### PROBLEM STATEMENT
Repeat each record exactly as written, and drop any images.

___ ENTRIES

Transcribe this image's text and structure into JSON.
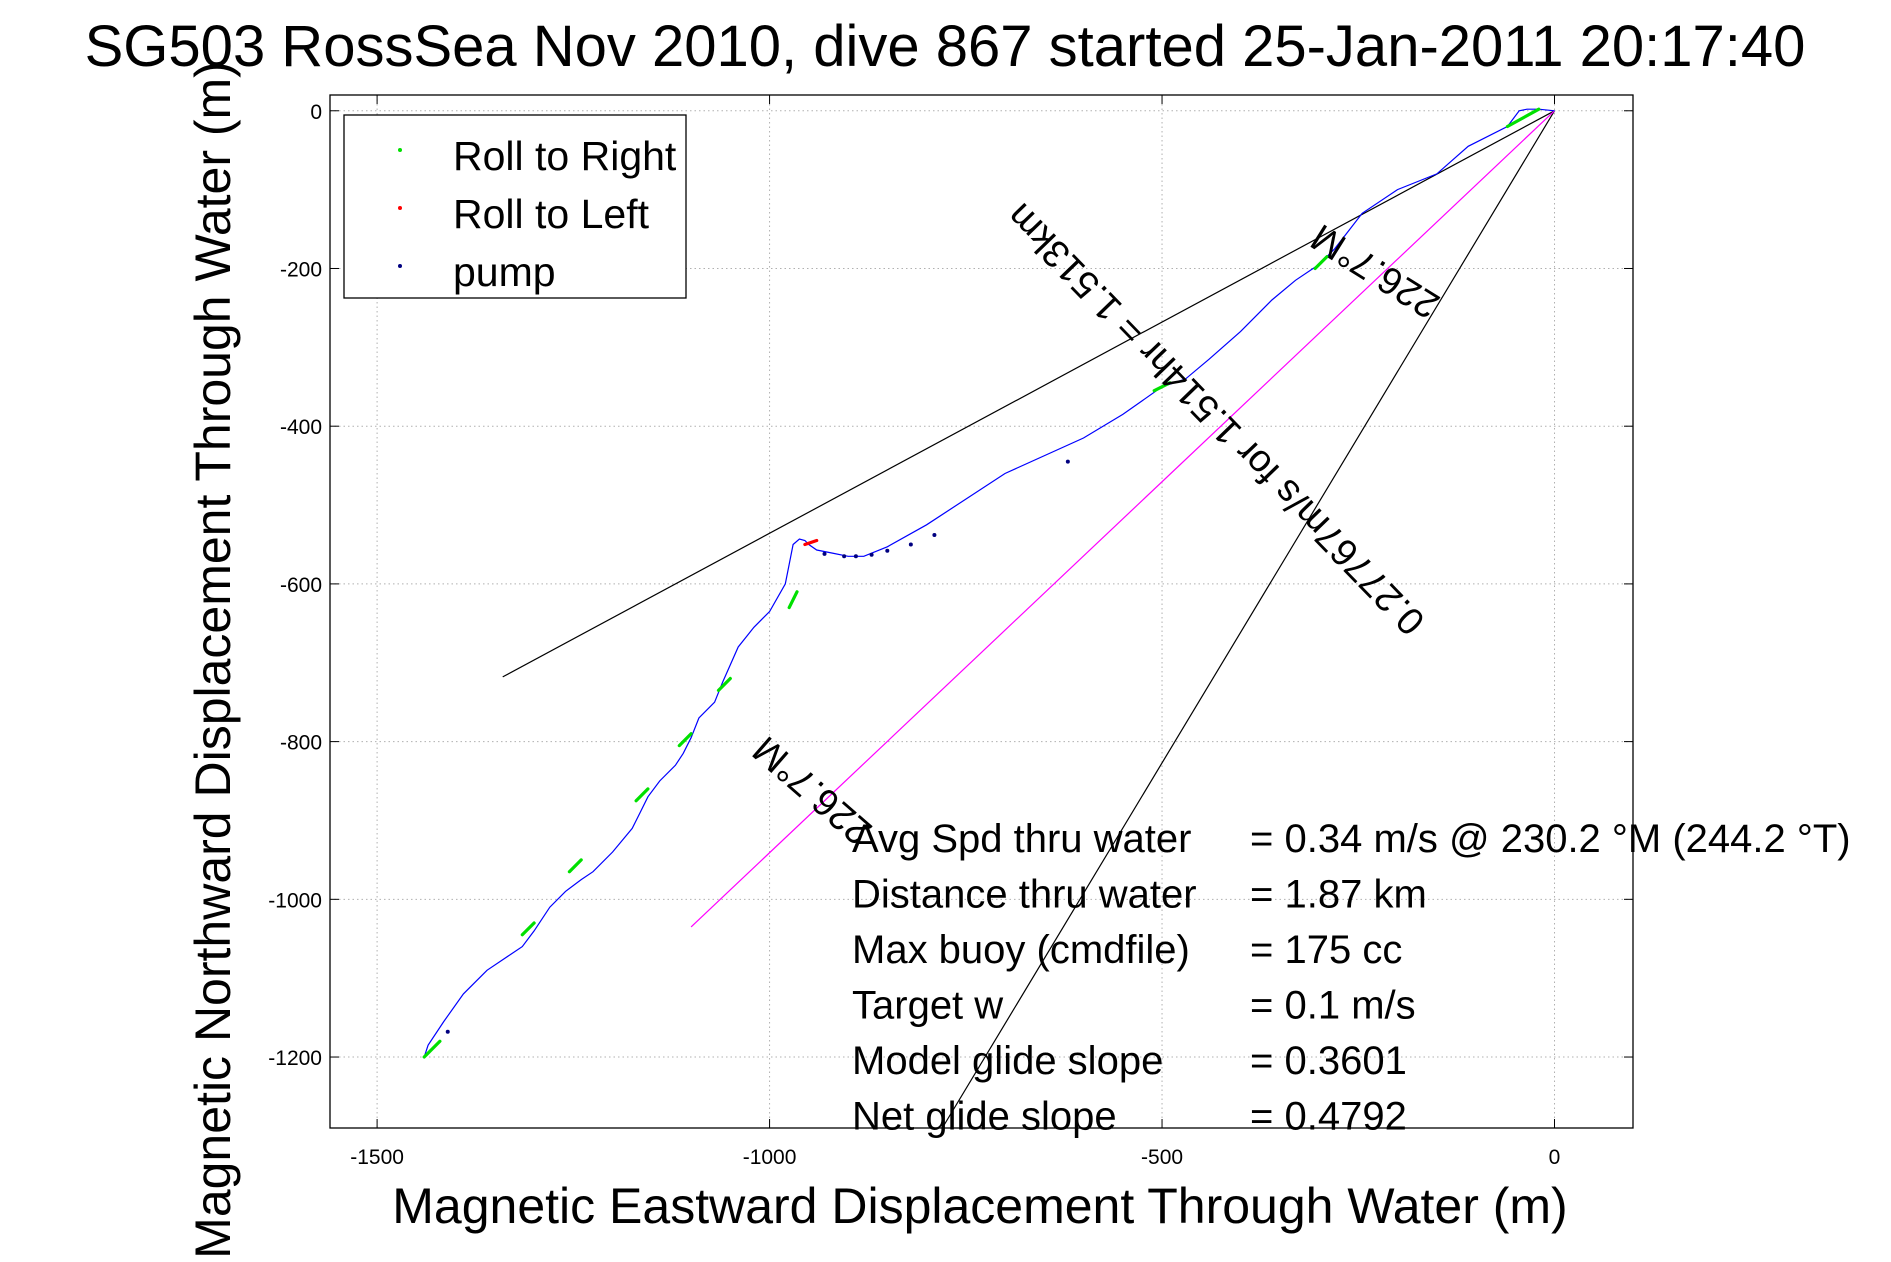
{
  "chart_data": {
    "type": "line",
    "title": "SG503 RossSea Nov 2010, dive 867 started 25-Jan-2011 20:17:40",
    "xlabel": "Magnetic Eastward Displacement Through Water (m)",
    "ylabel": "Magnetic Northward Displacement Through Water (m)",
    "xlim": [
      -1560,
      100
    ],
    "ylim": [
      -1290,
      20
    ],
    "xticks": [
      -1500,
      -1000,
      -500,
      0
    ],
    "yticks": [
      0,
      -200,
      -400,
      -600,
      -800,
      -1000,
      -1200
    ],
    "grid": true,
    "legend_position": "top-left",
    "legend": [
      {
        "label": "Roll to Right",
        "color": "#00e000"
      },
      {
        "label": "Roll to Left",
        "color": "#ff0000"
      },
      {
        "label": "pump",
        "color": "#000080"
      }
    ],
    "track": {
      "name": "",
      "color": "#0000ff",
      "x": [
        0,
        -20,
        -35,
        -45,
        -60,
        -110,
        -150,
        -200,
        -245,
        -280,
        -300,
        -330,
        -360,
        -400,
        -440,
        -470,
        -500,
        -550,
        -600,
        -700,
        -800,
        -850,
        -880,
        -900,
        -920,
        -940,
        -950,
        -955,
        -962,
        -970,
        -975,
        -980,
        -1000,
        -1020,
        -1040,
        -1060,
        -1070,
        -1090,
        -1100,
        -1110,
        -1120,
        -1140,
        -1155,
        -1165,
        -1175,
        -1200,
        -1225,
        -1240,
        -1260,
        -1280,
        -1300,
        -1315,
        -1330,
        -1360,
        -1390,
        -1415,
        -1435,
        -1440
      ],
      "y": [
        0,
        2,
        2,
        0,
        -20,
        -45,
        -80,
        -100,
        -130,
        -175,
        -195,
        -215,
        -240,
        -280,
        -315,
        -340,
        -350,
        -385,
        -415,
        -460,
        -525,
        -553,
        -565,
        -565,
        -561,
        -557,
        -550,
        -545,
        -543,
        -550,
        -575,
        -600,
        -635,
        -655,
        -680,
        -725,
        -750,
        -770,
        -795,
        -815,
        -830,
        -850,
        -870,
        -890,
        -910,
        -940,
        -965,
        -975,
        -990,
        -1010,
        -1040,
        -1060,
        -1070,
        -1090,
        -1120,
        -1155,
        -1185,
        -1200
      ],
      "roll_right_segments": [
        {
          "x": [
            -20,
            -60
          ],
          "y": [
            2,
            -20
          ]
        },
        {
          "x": [
            -290,
            -305
          ],
          "y": [
            -185,
            -200
          ]
        },
        {
          "x": [
            -490,
            -510
          ],
          "y": [
            -345,
            -355
          ]
        },
        {
          "x": [
            -965,
            -975
          ],
          "y": [
            -610,
            -630
          ]
        },
        {
          "x": [
            -1050,
            -1065
          ],
          "y": [
            -720,
            -735
          ]
        },
        {
          "x": [
            -1100,
            -1115
          ],
          "y": [
            -790,
            -805
          ]
        },
        {
          "x": [
            -1155,
            -1170
          ],
          "y": [
            -860,
            -875
          ]
        },
        {
          "x": [
            -1240,
            -1255
          ],
          "y": [
            -950,
            -965
          ]
        },
        {
          "x": [
            -1300,
            -1315
          ],
          "y": [
            -1030,
            -1045
          ]
        },
        {
          "x": [
            -1420,
            -1440
          ],
          "y": [
            -1180,
            -1200
          ]
        }
      ],
      "roll_left_segments": [
        {
          "x": [
            -940,
            -955
          ],
          "y": [
            -545,
            -550
          ]
        }
      ],
      "pump_points": {
        "x": [
          -620,
          -790,
          -820,
          -850,
          -870,
          -890,
          -905,
          -930,
          -1410
        ],
        "y": [
          -445,
          -538,
          -550,
          -558,
          -563,
          -565,
          -565,
          -562,
          -1168
        ]
      }
    },
    "reference_lines": [
      {
        "label": "heading-line-upper",
        "color": "#000000",
        "x": [
          0,
          -1340
        ],
        "y": [
          0,
          -718
        ]
      },
      {
        "label": "heading-line-lower",
        "color": "#000000",
        "x": [
          0,
          -780
        ],
        "y": [
          0,
          -1290
        ]
      },
      {
        "label": "net-displacement-line",
        "color": "#ff00ff",
        "x": [
          0,
          -1100
        ],
        "y": [
          0,
          -1035
        ]
      }
    ],
    "annotations": [
      {
        "text": "226.7°M",
        "x": -220,
        "y": -190,
        "angle": 212,
        "size": 38
      },
      {
        "text": "0.27767m/s for 1.514hr = 1.513km",
        "x": -420,
        "y": -380,
        "angle": 226,
        "size": 38
      },
      {
        "text": "226.7°M",
        "x": -935,
        "y": -850,
        "angle": 221,
        "size": 38
      }
    ],
    "stats": [
      {
        "label": "Avg Spd thru water",
        "value": "=  0.34 m/s @ 230.2 °M (244.2 °T)"
      },
      {
        "label": "Distance thru water",
        "value": "=  1.87 km"
      },
      {
        "label": "Max buoy (cmdfile)",
        "value": "= 175 cc"
      },
      {
        "label": "Target w",
        "value": "= 0.1 m/s"
      },
      {
        "label": "Model glide slope",
        "value": "= 0.3601"
      },
      {
        "label": "Net glide slope",
        "value": "= 0.4792"
      }
    ]
  }
}
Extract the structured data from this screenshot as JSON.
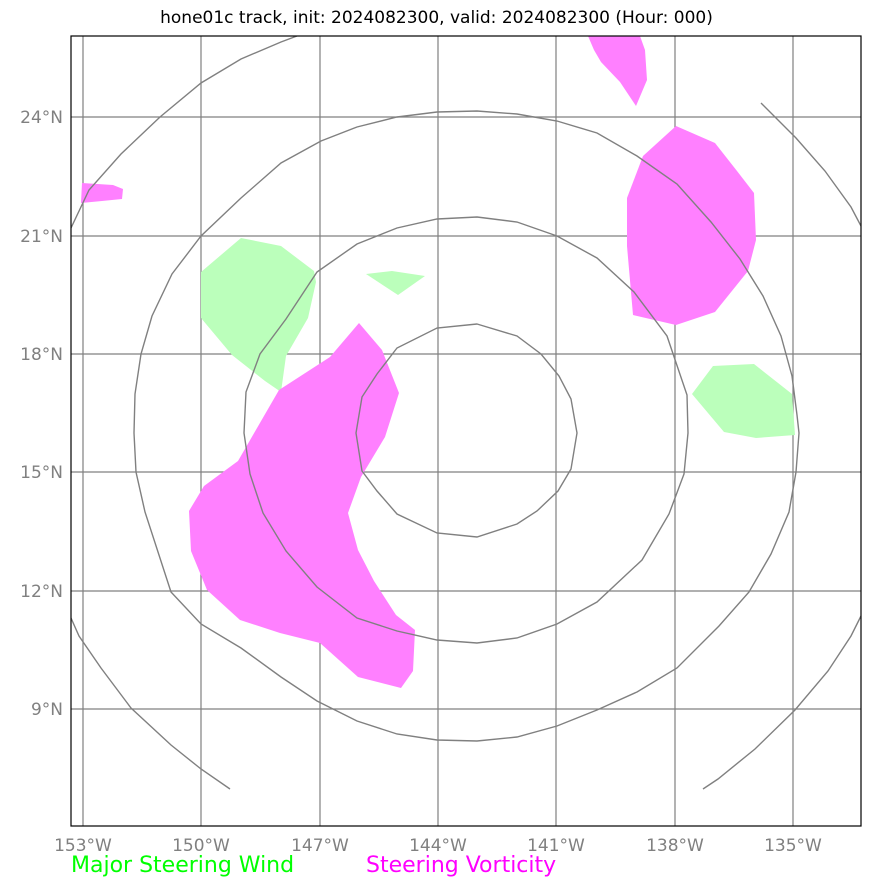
{
  "title": "hone01c track, init: 2024082300, valid: 2024082300 (Hour: 000)",
  "map": {
    "lat_labels": [
      "24°N",
      "21°N",
      "18°N",
      "15°N",
      "12°N",
      "9°N"
    ],
    "lon_labels": [
      "153°W",
      "150°W",
      "147°W",
      "144°W",
      "141°W",
      "138°W",
      "135°W"
    ],
    "gridline_color": "#808080",
    "ring_color": "#808080"
  },
  "legend": {
    "wind_label": "Major Steering Wind",
    "wind_color": "#00ff00",
    "vorticity_label": "Steering Vorticity",
    "vorticity_color": "#ff00ff"
  },
  "colors": {
    "wind_fill": "#bbffbb",
    "vorticity_fill": "#ff80ff"
  }
}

______

### RESULT FOR THIS EXERCISE
Transcribe this image's text and structure into JSON.
{
  "chart_data": {
    "type": "line",
    "title": "SG503 RossSea Nov 2010, dive 867 started 25-Jan-2011 20:17:40",
    "xlabel": "Magnetic Eastward Displacement Through Water (m)",
    "ylabel": "Magnetic Northward Displacement Through Water (m)",
    "xlim": [
      -1560,
      100
    ],
    "ylim": [
      -1290,
      20
    ],
    "xticks": [
      -1500,
      -1000,
      -500,
      0
    ],
    "yticks": [
      0,
      -200,
      -400,
      -600,
      -800,
      -1000,
      -1200
    ],
    "grid": true,
    "legend_position": "top-left",
    "legend": [
      {
        "label": "Roll to Right",
        "color": "#00e000"
      },
      {
        "label": "Roll to Left",
        "color": "#ff0000"
      },
      {
        "label": "pump",
        "color": "#000080"
      }
    ],
    "track": {
      "name": "",
      "color": "#0000ff",
      "x": [
        0,
        -20,
        -35,
        -45,
        -60,
        -110,
        -150,
        -200,
        -245,
        -280,
        -300,
        -330,
        -360,
        -400,
        -440,
        -470,
        -500,
        -550,
        -600,
        -700,
        -800,
        -850,
        -880,
        -900,
        -920,
        -940,
        -950,
        -955,
        -962,
        -970,
        -975,
        -980,
        -1000,
        -1020,
        -1040,
        -1060,
        -1070,
        -1090,
        -1100,
        -1110,
        -1120,
        -1140,
        -1155,
        -1165,
        -1175,
        -1200,
        -1225,
        -1240,
        -1260,
        -1280,
        -1300,
        -1315,
        -1330,
        -1360,
        -1390,
        -1415,
        -1435,
        -1440
      ],
      "y": [
        0,
        2,
        2,
        0,
        -20,
        -45,
        -80,
        -100,
        -130,
        -175,
        -195,
        -215,
        -240,
        -280,
        -315,
        -340,
        -350,
        -385,
        -415,
        -460,
        -525,
        -553,
        -565,
        -565,
        -561,
        -557,
        -550,
        -545,
        -543,
        -550,
        -575,
        -600,
        -635,
        -655,
        -680,
        -725,
        -750,
        -770,
        -795,
        -815,
        -830,
        -850,
        -870,
        -890,
        -910,
        -940,
        -965,
        -975,
        -990,
        -1010,
        -1040,
        -1060,
        -1070,
        -1090,
        -1120,
        -1155,
        -1185,
        -1200
      ],
      "roll_right_segments": [
        {
          "x": [
            -20,
            -60
          ],
          "y": [
            2,
            -20
          ]
        },
        {
          "x": [
            -290,
            -305
          ],
          "y": [
            -185,
            -200
          ]
        },
        {
          "x": [
            -490,
            -510
          ],
          "y": [
            -345,
            -355
          ]
        },
        {
          "x": [
            -965,
            -975
          ],
          "y": [
            -610,
            -630
          ]
        },
        {
          "x": [
            -1050,
            -1065
          ],
          "y": [
            -720,
            -735
          ]
        },
        {
          "x": [
            -1100,
            -1115
          ],
          "y": [
            -790,
            -805
          ]
        },
        {
          "x": [
            -1155,
            -1170
          ],
          "y": [
            -860,
            -875
          ]
        },
        {
          "x": [
            -1240,
            -1255
          ],
          "y": [
            -950,
            -965
          ]
        },
        {
          "x": [
            -1300,
            -1315
          ],
          "y": [
            -1030,
            -1045
          ]
        },
        {
          "x": [
            -1420,
            -1440
          ],
          "y": [
            -1180,
            -1200
          ]
        }
      ],
      "roll_left_segments": [
        {
          "x": [
            -940,
            -955
          ],
          "y": [
            -545,
            -550
          ]
        }
      ],
      "pump_points": {
        "x": [
          -620,
          -790,
          -820,
          -850,
          -870,
          -890,
          -905,
          -930,
          -1410
        ],
        "y": [
          -445,
          -538,
          -550,
          -558,
          -563,
          -565,
          -565,
          -562,
          -1168
        ]
      }
    },
    "reference_lines": [
      {
        "label": "heading-line-upper",
        "color": "#000000",
        "x": [
          0,
          -1340
        ],
        "y": [
          0,
          -718
        ]
      },
      {
        "label": "heading-line-lower",
        "color": "#000000",
        "x": [
          0,
          -780
        ],
        "y": [
          0,
          -1290
        ]
      },
      {
        "label": "net-displacement-line",
        "color": "#ff00ff",
        "x": [
          0,
          -1100
        ],
        "y": [
          0,
          -1035
        ]
      }
    ],
    "annotations": [
      {
        "text": "226.7°M",
        "x": -220,
        "y": -190,
        "angle": 212,
        "size": 38
      },
      {
        "text": "0.27767m/s for 1.514hr = 1.513km",
        "x": -420,
        "y": -380,
        "angle": 226,
        "size": 38
      },
      {
        "text": "226.7°M",
        "x": -935,
        "y": -850,
        "angle": 221,
        "size": 38
      }
    ],
    "stats": [
      {
        "label": "Avg Spd thru water",
        "value": "=  0.34 m/s @ 230.2 °M (244.2 °T)"
      },
      {
        "label": "Distance thru water",
        "value": "=  1.87 km"
      },
      {
        "label": "Max buoy (cmdfile)",
        "value": "= 175 cc"
      },
      {
        "label": "Target w",
        "value": "= 0.1 m/s"
      },
      {
        "label": "Model glide slope",
        "value": "= 0.3601"
      },
      {
        "label": "Net glide slope",
        "value": "= 0.4792"
      }
    ]
  }
}
Extract the structured data from this screenshot as JSON.
{
  "title": "hone01c track, init: 2024082300, valid: 2024082300 (Hour: 000)",
  "map": {
    "lat_labels": [
      "24°N",
      "21°N",
      "18°N",
      "15°N",
      "12°N",
      "9°N"
    ],
    "lon_labels": [
      "153°W",
      "150°W",
      "147°W",
      "144°W",
      "141°W",
      "138°W",
      "135°W"
    ],
    "gridline_color": "#808080",
    "ring_color": "#808080"
  },
  "legend": {
    "wind_label": "Major Steering Wind",
    "wind_color": "#00ff00",
    "vorticity_label": "Steering Vorticity",
    "vorticity_color": "#ff00ff"
  },
  "colors": {
    "wind_fill": "#bbffbb",
    "vorticity_fill": "#ff80ff"
  }
}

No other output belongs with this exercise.